• **Records shown**
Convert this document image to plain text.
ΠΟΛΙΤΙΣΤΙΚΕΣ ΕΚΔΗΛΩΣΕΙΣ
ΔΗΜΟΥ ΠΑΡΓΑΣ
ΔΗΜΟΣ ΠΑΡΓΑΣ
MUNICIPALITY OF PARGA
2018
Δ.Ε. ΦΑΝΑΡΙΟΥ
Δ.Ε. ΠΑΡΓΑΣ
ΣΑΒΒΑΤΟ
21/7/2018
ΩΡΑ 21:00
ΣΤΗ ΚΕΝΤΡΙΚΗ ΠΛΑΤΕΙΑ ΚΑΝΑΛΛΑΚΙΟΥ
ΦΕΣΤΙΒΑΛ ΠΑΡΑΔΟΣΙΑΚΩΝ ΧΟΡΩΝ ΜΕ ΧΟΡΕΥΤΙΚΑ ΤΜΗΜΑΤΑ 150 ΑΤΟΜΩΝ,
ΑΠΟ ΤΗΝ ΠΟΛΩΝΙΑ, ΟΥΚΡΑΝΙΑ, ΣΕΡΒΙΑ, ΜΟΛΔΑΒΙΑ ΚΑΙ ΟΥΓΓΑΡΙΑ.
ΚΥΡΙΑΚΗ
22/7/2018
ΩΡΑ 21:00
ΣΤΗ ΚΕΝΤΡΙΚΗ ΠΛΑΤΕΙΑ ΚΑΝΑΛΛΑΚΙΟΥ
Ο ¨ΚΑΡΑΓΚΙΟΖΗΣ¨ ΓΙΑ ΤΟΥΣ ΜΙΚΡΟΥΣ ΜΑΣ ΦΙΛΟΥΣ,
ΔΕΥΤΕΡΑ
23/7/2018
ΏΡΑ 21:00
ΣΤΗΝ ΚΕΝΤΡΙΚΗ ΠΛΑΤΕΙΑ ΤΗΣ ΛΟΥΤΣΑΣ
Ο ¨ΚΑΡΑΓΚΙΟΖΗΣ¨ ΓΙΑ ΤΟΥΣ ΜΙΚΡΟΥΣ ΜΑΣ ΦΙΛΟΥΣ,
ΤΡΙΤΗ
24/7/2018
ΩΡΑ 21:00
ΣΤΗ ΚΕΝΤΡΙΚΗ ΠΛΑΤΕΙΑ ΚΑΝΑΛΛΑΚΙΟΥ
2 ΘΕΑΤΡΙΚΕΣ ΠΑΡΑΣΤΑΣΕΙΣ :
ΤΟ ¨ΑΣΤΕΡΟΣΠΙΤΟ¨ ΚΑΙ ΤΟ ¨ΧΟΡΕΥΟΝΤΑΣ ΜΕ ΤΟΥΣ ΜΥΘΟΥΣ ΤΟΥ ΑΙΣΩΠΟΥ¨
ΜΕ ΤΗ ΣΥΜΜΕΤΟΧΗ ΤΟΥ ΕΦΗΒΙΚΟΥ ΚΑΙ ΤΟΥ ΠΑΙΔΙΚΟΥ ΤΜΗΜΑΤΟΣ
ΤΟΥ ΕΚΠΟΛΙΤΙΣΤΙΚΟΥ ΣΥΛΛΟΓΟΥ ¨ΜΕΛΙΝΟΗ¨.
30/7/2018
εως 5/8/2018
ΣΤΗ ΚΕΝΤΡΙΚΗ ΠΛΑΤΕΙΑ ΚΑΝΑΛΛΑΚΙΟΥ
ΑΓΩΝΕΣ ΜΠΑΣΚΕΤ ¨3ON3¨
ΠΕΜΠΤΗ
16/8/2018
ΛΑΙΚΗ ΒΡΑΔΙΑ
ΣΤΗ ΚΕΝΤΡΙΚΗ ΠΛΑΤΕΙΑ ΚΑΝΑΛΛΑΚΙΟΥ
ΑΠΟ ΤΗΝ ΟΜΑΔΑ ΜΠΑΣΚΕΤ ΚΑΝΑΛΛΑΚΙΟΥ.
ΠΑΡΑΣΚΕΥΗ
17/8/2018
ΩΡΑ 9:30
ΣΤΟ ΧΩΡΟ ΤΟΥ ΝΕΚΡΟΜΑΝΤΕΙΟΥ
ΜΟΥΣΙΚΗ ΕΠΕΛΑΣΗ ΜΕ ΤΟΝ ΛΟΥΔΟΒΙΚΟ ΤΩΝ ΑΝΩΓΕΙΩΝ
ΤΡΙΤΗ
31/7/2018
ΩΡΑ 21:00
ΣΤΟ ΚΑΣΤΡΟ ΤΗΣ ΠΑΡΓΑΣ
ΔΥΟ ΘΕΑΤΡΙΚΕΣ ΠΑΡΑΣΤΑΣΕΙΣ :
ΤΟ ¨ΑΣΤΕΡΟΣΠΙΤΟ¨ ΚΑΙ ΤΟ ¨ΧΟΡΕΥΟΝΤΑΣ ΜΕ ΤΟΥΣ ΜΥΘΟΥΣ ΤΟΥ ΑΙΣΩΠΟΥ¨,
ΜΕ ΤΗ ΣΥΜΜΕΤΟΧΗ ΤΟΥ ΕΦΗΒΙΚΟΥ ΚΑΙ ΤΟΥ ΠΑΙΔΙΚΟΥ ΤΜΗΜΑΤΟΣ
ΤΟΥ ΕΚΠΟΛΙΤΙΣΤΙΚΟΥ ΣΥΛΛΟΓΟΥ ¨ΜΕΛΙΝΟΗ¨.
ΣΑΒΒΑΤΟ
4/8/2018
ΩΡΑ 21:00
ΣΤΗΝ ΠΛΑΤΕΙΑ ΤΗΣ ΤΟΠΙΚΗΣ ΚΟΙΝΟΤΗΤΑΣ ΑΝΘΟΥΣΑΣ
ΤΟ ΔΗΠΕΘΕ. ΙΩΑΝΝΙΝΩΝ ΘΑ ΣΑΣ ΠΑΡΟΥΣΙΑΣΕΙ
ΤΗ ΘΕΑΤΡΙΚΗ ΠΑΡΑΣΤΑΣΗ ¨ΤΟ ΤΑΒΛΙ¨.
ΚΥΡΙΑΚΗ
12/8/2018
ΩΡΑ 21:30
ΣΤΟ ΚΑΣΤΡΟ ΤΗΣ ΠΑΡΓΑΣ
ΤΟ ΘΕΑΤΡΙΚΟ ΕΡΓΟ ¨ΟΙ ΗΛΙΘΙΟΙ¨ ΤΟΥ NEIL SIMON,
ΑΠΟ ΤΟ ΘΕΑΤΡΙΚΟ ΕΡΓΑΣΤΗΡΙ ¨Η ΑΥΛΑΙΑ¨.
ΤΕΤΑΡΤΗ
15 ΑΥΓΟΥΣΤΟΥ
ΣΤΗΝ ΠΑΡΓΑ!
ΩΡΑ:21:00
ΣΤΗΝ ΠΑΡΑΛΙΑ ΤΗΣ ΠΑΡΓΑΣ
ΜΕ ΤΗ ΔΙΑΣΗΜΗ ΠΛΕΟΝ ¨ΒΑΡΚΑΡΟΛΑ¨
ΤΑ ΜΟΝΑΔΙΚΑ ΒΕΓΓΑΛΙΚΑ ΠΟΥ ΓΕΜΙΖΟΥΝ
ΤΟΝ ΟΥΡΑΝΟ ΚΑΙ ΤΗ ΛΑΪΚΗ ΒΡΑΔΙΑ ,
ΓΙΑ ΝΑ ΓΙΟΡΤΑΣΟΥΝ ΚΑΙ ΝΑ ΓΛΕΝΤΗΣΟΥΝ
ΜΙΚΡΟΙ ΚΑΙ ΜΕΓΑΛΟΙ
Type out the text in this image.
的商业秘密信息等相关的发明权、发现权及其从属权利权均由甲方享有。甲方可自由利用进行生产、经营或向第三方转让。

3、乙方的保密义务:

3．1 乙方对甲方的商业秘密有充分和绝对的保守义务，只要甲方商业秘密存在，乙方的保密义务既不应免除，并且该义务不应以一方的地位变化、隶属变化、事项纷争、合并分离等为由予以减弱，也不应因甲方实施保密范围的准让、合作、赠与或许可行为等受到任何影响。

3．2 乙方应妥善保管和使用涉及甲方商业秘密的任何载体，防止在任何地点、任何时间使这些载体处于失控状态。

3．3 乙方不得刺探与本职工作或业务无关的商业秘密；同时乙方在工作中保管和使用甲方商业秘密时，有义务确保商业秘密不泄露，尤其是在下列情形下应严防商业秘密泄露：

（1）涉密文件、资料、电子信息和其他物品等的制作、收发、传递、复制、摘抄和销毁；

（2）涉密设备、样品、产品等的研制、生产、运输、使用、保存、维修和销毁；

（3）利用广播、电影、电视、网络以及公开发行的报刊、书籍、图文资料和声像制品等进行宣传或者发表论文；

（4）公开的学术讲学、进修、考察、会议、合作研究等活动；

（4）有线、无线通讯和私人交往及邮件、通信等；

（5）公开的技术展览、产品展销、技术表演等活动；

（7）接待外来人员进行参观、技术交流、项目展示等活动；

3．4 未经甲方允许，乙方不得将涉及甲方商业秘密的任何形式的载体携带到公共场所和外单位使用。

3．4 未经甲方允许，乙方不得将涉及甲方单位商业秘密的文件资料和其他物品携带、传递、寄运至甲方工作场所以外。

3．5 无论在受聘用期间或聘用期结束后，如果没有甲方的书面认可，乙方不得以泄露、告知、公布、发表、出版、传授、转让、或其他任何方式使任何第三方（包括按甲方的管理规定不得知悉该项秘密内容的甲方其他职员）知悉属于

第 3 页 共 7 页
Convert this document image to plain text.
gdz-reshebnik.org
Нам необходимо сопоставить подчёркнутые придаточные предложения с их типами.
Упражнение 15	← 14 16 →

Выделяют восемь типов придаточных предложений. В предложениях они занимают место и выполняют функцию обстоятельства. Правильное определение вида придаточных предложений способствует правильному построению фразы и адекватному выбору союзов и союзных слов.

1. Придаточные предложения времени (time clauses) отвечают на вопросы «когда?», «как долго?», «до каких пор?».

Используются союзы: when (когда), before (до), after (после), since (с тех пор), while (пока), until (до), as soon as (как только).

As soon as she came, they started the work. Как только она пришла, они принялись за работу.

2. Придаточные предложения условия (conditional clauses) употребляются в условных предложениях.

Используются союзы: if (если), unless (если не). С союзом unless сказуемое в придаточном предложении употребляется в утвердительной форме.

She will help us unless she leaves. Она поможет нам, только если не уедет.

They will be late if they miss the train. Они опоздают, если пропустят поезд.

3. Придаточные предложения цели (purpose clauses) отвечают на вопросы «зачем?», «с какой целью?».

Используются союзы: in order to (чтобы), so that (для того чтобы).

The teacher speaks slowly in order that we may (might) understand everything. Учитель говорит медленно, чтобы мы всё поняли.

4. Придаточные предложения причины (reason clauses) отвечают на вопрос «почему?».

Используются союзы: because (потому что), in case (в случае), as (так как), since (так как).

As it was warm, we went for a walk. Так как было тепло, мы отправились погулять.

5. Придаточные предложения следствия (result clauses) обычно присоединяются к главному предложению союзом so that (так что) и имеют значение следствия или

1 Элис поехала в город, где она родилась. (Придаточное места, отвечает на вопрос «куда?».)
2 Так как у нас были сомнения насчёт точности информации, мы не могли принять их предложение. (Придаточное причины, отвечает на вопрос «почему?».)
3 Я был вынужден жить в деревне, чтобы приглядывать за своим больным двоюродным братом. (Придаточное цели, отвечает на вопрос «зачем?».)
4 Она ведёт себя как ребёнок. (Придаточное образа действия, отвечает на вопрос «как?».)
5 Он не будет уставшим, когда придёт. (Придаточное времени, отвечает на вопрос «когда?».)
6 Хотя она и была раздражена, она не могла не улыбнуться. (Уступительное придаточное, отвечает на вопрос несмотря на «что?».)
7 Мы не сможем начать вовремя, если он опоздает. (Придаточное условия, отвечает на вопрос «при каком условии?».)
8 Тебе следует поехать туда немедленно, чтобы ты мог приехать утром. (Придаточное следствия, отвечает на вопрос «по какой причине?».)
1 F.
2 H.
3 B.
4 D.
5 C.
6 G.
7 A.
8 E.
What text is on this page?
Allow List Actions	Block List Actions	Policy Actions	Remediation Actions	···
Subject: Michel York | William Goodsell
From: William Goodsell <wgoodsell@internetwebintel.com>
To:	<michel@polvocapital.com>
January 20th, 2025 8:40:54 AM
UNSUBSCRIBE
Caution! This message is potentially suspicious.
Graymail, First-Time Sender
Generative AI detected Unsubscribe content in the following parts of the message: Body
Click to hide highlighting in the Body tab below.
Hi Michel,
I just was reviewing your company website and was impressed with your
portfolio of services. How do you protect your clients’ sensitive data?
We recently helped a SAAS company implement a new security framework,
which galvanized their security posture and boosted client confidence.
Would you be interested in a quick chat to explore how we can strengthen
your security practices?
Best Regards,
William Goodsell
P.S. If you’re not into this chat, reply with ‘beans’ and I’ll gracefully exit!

• **Set problem**
State the number of lines holding the word "William" in the listing. Add nothing else.

• **Correct answer**
3